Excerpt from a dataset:
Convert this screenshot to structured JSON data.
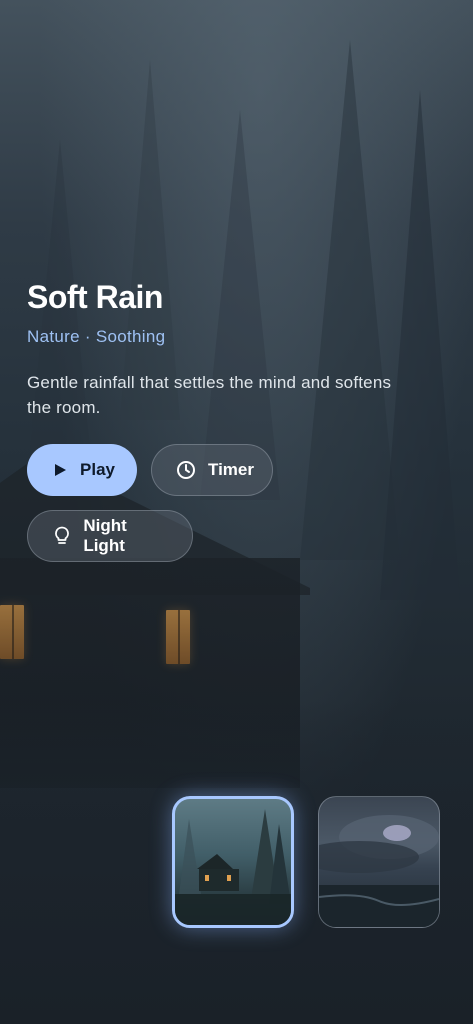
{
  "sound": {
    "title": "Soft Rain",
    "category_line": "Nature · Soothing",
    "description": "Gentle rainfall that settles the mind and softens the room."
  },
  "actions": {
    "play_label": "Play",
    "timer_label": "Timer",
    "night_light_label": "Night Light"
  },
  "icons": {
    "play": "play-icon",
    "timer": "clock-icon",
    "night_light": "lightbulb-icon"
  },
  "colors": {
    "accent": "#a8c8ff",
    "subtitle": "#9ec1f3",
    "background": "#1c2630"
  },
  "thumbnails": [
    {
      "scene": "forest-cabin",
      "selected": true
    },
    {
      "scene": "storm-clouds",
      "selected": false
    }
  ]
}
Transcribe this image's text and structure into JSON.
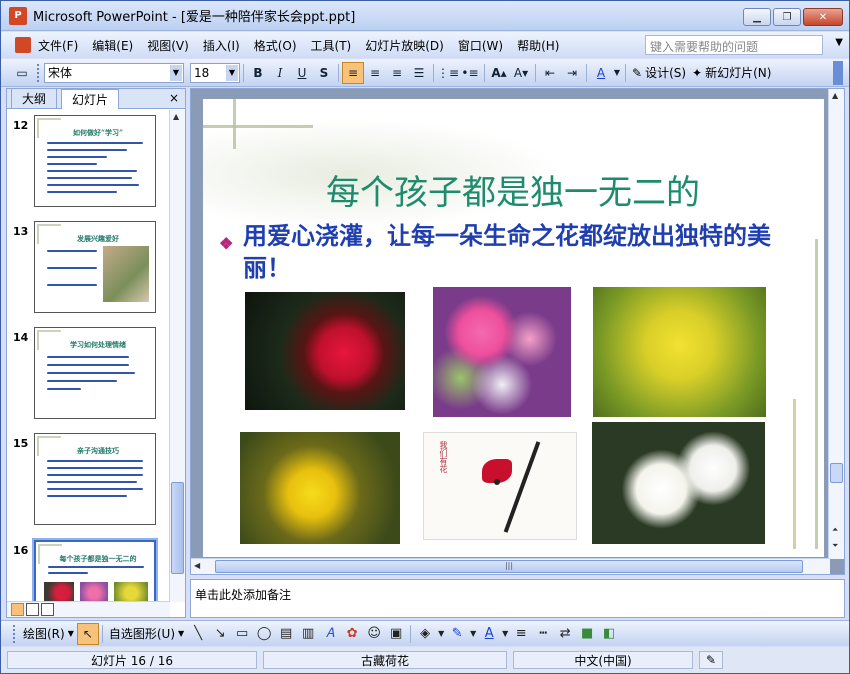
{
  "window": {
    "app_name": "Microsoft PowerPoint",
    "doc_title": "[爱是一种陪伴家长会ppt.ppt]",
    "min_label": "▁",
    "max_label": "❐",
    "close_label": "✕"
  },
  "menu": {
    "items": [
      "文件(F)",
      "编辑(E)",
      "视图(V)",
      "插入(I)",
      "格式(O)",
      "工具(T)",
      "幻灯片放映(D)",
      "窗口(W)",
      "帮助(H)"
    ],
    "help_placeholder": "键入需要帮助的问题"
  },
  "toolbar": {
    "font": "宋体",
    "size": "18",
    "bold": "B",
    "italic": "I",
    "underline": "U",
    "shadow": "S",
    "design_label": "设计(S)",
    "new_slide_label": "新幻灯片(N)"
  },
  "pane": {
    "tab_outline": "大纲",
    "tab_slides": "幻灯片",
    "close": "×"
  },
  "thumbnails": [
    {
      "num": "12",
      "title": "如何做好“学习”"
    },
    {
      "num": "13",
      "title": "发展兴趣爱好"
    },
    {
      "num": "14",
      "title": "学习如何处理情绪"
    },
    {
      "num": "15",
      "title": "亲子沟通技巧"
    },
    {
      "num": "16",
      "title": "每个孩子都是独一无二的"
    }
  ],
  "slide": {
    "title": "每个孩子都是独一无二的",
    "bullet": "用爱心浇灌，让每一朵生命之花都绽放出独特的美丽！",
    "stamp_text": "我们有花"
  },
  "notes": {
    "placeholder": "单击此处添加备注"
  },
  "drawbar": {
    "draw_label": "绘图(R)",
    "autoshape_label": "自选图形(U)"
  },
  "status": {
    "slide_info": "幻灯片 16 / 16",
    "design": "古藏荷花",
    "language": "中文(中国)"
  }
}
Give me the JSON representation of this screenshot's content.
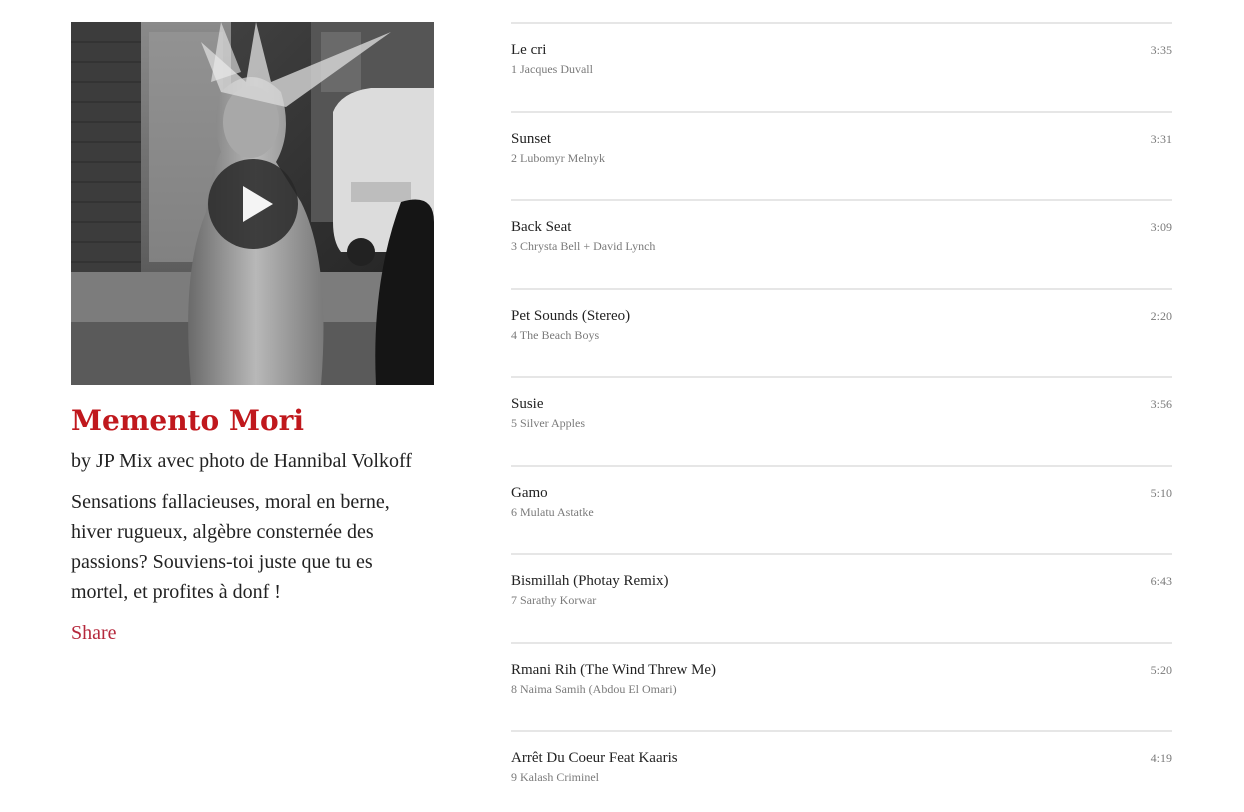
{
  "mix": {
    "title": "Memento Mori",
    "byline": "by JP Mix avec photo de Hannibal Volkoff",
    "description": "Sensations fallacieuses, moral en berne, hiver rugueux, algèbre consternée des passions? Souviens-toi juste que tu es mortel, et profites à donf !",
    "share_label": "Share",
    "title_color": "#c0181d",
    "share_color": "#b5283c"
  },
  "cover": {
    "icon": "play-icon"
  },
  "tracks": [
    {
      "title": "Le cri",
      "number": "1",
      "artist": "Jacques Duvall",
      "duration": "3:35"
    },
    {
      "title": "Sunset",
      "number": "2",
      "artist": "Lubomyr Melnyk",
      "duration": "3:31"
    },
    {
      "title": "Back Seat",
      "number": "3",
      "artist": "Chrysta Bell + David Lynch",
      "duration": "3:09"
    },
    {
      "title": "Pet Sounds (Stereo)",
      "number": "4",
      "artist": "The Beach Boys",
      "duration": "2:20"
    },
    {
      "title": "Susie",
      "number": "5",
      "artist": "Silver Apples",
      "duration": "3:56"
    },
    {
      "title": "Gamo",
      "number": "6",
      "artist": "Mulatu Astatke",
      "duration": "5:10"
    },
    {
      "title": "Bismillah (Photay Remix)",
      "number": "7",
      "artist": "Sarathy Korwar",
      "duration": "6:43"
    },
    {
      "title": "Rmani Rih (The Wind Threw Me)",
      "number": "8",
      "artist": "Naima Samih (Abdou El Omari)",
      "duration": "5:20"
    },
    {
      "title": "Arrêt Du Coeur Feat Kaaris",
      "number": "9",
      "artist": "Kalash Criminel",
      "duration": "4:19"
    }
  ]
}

Aim of the task: Give back all entries exactly. No pictures belong in the copy.

Solution:
Convert this screenshot to structured JSON data.
{
  "sound": {
    "title": "Soft Rain",
    "category_line": "Nature · Soothing",
    "description": "Gentle rainfall that settles the mind and softens the room."
  },
  "actions": {
    "play_label": "Play",
    "timer_label": "Timer",
    "night_light_label": "Night Light"
  },
  "icons": {
    "play": "play-icon",
    "timer": "clock-icon",
    "night_light": "lightbulb-icon"
  },
  "colors": {
    "accent": "#a8c8ff",
    "subtitle": "#9ec1f3",
    "background": "#1c2630"
  },
  "thumbnails": [
    {
      "scene": "forest-cabin",
      "selected": true
    },
    {
      "scene": "storm-clouds",
      "selected": false
    }
  ]
}
Transcribe this image's text and structure into JSON.
{
  "window": {
    "app_name": "Microsoft PowerPoint",
    "doc_title": "[爱是一种陪伴家长会ppt.ppt]",
    "min_label": "▁",
    "max_label": "❐",
    "close_label": "✕"
  },
  "menu": {
    "items": [
      "文件(F)",
      "编辑(E)",
      "视图(V)",
      "插入(I)",
      "格式(O)",
      "工具(T)",
      "幻灯片放映(D)",
      "窗口(W)",
      "帮助(H)"
    ],
    "help_placeholder": "键入需要帮助的问题"
  },
  "toolbar": {
    "font": "宋体",
    "size": "18",
    "bold": "B",
    "italic": "I",
    "underline": "U",
    "shadow": "S",
    "design_label": "设计(S)",
    "new_slide_label": "新幻灯片(N)"
  },
  "pane": {
    "tab_outline": "大纲",
    "tab_slides": "幻灯片",
    "close": "×"
  },
  "thumbnails": [
    {
      "num": "12",
      "title": "如何做好“学习”"
    },
    {
      "num": "13",
      "title": "发展兴趣爱好"
    },
    {
      "num": "14",
      "title": "学习如何处理情绪"
    },
    {
      "num": "15",
      "title": "亲子沟通技巧"
    },
    {
      "num": "16",
      "title": "每个孩子都是独一无二的"
    }
  ],
  "slide": {
    "title": "每个孩子都是独一无二的",
    "bullet": "用爱心浇灌，让每一朵生命之花都绽放出独特的美丽！",
    "stamp_text": "我们有花"
  },
  "notes": {
    "placeholder": "单击此处添加备注"
  },
  "drawbar": {
    "draw_label": "绘图(R)",
    "autoshape_label": "自选图形(U)"
  },
  "status": {
    "slide_info": "幻灯片 16 / 16",
    "design": "古藏荷花",
    "language": "中文(中国)"
  }
}
Give me the JSON representation of this screenshot's content.
{
  "mix": {
    "title": "Memento Mori",
    "byline": "by JP Mix avec photo de Hannibal Volkoff",
    "description": "Sensations fallacieuses, moral en berne, hiver rugueux, algèbre consternée des passions? Souviens-toi juste que tu es mortel, et profites à donf !",
    "share_label": "Share",
    "title_color": "#c0181d",
    "share_color": "#b5283c"
  },
  "cover": {
    "icon": "play-icon"
  },
  "tracks": [
    {
      "title": "Le cri",
      "number": "1",
      "artist": "Jacques Duvall",
      "duration": "3:35"
    },
    {
      "title": "Sunset",
      "number": "2",
      "artist": "Lubomyr Melnyk",
      "duration": "3:31"
    },
    {
      "title": "Back Seat",
      "number": "3",
      "artist": "Chrysta Bell + David Lynch",
      "duration": "3:09"
    },
    {
      "title": "Pet Sounds (Stereo)",
      "number": "4",
      "artist": "The Beach Boys",
      "duration": "2:20"
    },
    {
      "title": "Susie",
      "number": "5",
      "artist": "Silver Apples",
      "duration": "3:56"
    },
    {
      "title": "Gamo",
      "number": "6",
      "artist": "Mulatu Astatke",
      "duration": "5:10"
    },
    {
      "title": "Bismillah (Photay Remix)",
      "number": "7",
      "artist": "Sarathy Korwar",
      "duration": "6:43"
    },
    {
      "title": "Rmani Rih (The Wind Threw Me)",
      "number": "8",
      "artist": "Naima Samih (Abdou El Omari)",
      "duration": "5:20"
    },
    {
      "title": "Arrêt Du Coeur Feat Kaaris",
      "number": "9",
      "artist": "Kalash Criminel",
      "duration": "4:19"
    }
  ]
}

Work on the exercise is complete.